===== Data entries =====

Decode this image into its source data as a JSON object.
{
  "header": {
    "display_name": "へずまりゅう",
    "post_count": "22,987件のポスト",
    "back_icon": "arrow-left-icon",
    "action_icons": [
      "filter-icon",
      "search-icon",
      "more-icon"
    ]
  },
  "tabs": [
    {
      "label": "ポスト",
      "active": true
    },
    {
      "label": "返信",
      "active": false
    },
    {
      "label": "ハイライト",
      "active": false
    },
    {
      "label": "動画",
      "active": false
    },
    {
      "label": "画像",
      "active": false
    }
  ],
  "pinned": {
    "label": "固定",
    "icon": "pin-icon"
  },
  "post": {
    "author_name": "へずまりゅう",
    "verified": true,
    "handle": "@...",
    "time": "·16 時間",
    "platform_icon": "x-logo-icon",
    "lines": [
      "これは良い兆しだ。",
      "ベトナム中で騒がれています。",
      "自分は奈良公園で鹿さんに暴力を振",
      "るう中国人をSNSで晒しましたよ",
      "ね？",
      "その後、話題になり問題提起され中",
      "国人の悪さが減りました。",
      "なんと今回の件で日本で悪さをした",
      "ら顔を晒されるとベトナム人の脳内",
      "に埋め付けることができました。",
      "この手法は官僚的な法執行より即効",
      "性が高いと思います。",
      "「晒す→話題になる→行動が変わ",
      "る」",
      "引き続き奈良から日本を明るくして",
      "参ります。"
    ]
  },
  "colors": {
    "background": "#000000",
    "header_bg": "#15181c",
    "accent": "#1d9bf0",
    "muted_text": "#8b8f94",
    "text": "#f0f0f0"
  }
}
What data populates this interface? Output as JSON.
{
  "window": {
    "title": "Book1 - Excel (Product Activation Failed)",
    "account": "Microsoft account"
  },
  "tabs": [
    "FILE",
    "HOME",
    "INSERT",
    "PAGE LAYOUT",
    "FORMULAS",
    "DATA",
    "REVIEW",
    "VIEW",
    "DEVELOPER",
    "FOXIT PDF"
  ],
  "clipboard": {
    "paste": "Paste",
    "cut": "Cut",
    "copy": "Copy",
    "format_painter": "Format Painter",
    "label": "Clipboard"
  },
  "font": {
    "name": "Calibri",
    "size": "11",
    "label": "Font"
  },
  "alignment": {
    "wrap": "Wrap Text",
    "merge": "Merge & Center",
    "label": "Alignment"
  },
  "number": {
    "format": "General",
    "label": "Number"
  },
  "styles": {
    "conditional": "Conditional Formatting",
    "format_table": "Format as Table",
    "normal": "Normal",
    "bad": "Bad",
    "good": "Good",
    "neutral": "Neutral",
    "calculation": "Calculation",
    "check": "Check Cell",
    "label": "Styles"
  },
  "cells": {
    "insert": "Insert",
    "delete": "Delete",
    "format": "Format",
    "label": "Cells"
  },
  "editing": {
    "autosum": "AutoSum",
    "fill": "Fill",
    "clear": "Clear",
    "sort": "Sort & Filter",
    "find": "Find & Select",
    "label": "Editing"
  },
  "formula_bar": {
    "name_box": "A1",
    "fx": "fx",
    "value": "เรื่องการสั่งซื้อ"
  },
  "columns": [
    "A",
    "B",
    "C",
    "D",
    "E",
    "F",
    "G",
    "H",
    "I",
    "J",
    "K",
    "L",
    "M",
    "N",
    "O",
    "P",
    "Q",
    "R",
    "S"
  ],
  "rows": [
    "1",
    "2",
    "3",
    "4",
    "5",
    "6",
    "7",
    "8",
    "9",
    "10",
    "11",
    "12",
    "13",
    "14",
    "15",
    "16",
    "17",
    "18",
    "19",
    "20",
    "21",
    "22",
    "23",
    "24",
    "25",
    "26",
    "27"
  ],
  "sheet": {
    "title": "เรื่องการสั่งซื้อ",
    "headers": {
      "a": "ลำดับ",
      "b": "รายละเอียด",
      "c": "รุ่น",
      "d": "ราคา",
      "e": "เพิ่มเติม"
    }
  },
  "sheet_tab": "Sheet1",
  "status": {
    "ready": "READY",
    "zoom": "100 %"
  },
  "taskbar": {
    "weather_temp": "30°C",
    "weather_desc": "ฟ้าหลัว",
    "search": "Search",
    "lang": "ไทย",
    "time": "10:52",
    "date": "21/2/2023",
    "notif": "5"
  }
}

=====

Work instructions - The records above should be restated word for word, please.

Finished exercise -
Decode this image into its source data as a JSON object.
{
  "header": {
    "display_name": "へずまりゅう",
    "post_count": "22,987件のポスト",
    "back_icon": "arrow-left-icon",
    "action_icons": [
      "filter-icon",
      "search-icon",
      "more-icon"
    ]
  },
  "tabs": [
    {
      "label": "ポスト",
      "active": true
    },
    {
      "label": "返信",
      "active": false
    },
    {
      "label": "ハイライト",
      "active": false
    },
    {
      "label": "動画",
      "active": false
    },
    {
      "label": "画像",
      "active": false
    }
  ],
  "pinned": {
    "label": "固定",
    "icon": "pin-icon"
  },
  "post": {
    "author_name": "へずまりゅう",
    "verified": true,
    "handle": "@...",
    "time": "·16 時間",
    "platform_icon": "x-logo-icon",
    "lines": [
      "これは良い兆しだ。",
      "ベトナム中で騒がれています。",
      "自分は奈良公園で鹿さんに暴力を振",
      "るう中国人をSNSで晒しましたよ",
      "ね？",
      "その後、話題になり問題提起され中",
      "国人の悪さが減りました。",
      "なんと今回の件で日本で悪さをした",
      "ら顔を晒されるとベトナム人の脳内",
      "に埋め付けることができました。",
      "この手法は官僚的な法執行より即効",
      "性が高いと思います。",
      "「晒す→話題になる→行動が変わ",
      "る」",
      "引き続き奈良から日本を明るくして",
      "参ります。"
    ]
  },
  "colors": {
    "background": "#000000",
    "header_bg": "#15181c",
    "accent": "#1d9bf0",
    "muted_text": "#8b8f94",
    "text": "#f0f0f0"
  }
}
What data populates this interface? Output as JSON.
{
  "window": {
    "title": "Book1 - Excel (Product Activation Failed)",
    "account": "Microsoft account"
  },
  "tabs": [
    "FILE",
    "HOME",
    "INSERT",
    "PAGE LAYOUT",
    "FORMULAS",
    "DATA",
    "REVIEW",
    "VIEW",
    "DEVELOPER",
    "FOXIT PDF"
  ],
  "clipboard": {
    "paste": "Paste",
    "cut": "Cut",
    "copy": "Copy",
    "format_painter": "Format Painter",
    "label": "Clipboard"
  },
  "font": {
    "name": "Calibri",
    "size": "11",
    "label": "Font"
  },
  "alignment": {
    "wrap": "Wrap Text",
    "merge": "Merge & Center",
    "label": "Alignment"
  },
  "number": {
    "format": "General",
    "label": "Number"
  },
  "styles": {
    "conditional": "Conditional Formatting",
    "format_table": "Format as Table",
    "normal": "Normal",
    "bad": "Bad",
    "good": "Good",
    "neutral": "Neutral",
    "calculation": "Calculation",
    "check": "Check Cell",
    "label": "Styles"
  },
  "cells": {
    "insert": "Insert",
    "delete": "Delete",
    "format": "Format",
    "label": "Cells"
  },
  "editing": {
    "autosum": "AutoSum",
    "fill": "Fill",
    "clear": "Clear",
    "sort": "Sort & Filter",
    "find": "Find & Select",
    "label": "Editing"
  },
  "formula_bar": {
    "name_box": "A1",
    "fx": "fx",
    "value": "เรื่องการสั่งซื้อ"
  },
  "columns": [
    "A",
    "B",
    "C",
    "D",
    "E",
    "F",
    "G",
    "H",
    "I",
    "J",
    "K",
    "L",
    "M",
    "N",
    "O",
    "P",
    "Q",
    "R",
    "S"
  ],
  "rows": [
    "1",
    "2",
    "3",
    "4",
    "5",
    "6",
    "7",
    "8",
    "9",
    "10",
    "11",
    "12",
    "13",
    "14",
    "15",
    "16",
    "17",
    "18",
    "19",
    "20",
    "21",
    "22",
    "23",
    "24",
    "25",
    "26",
    "27"
  ],
  "sheet": {
    "title": "เรื่องการสั่งซื้อ",
    "headers": {
      "a": "ลำดับ",
      "b": "รายละเอียด",
      "c": "รุ่น",
      "d": "ราคา",
      "e": "เพิ่มเติม"
    }
  },
  "sheet_tab": "Sheet1",
  "status": {
    "ready": "READY",
    "zoom": "100 %"
  },
  "taskbar": {
    "weather_temp": "30°C",
    "weather_desc": "ฟ้าหลัว",
    "search": "Search",
    "lang": "ไทย",
    "time": "10:52",
    "date": "21/2/2023",
    "notif": "5"
  }
}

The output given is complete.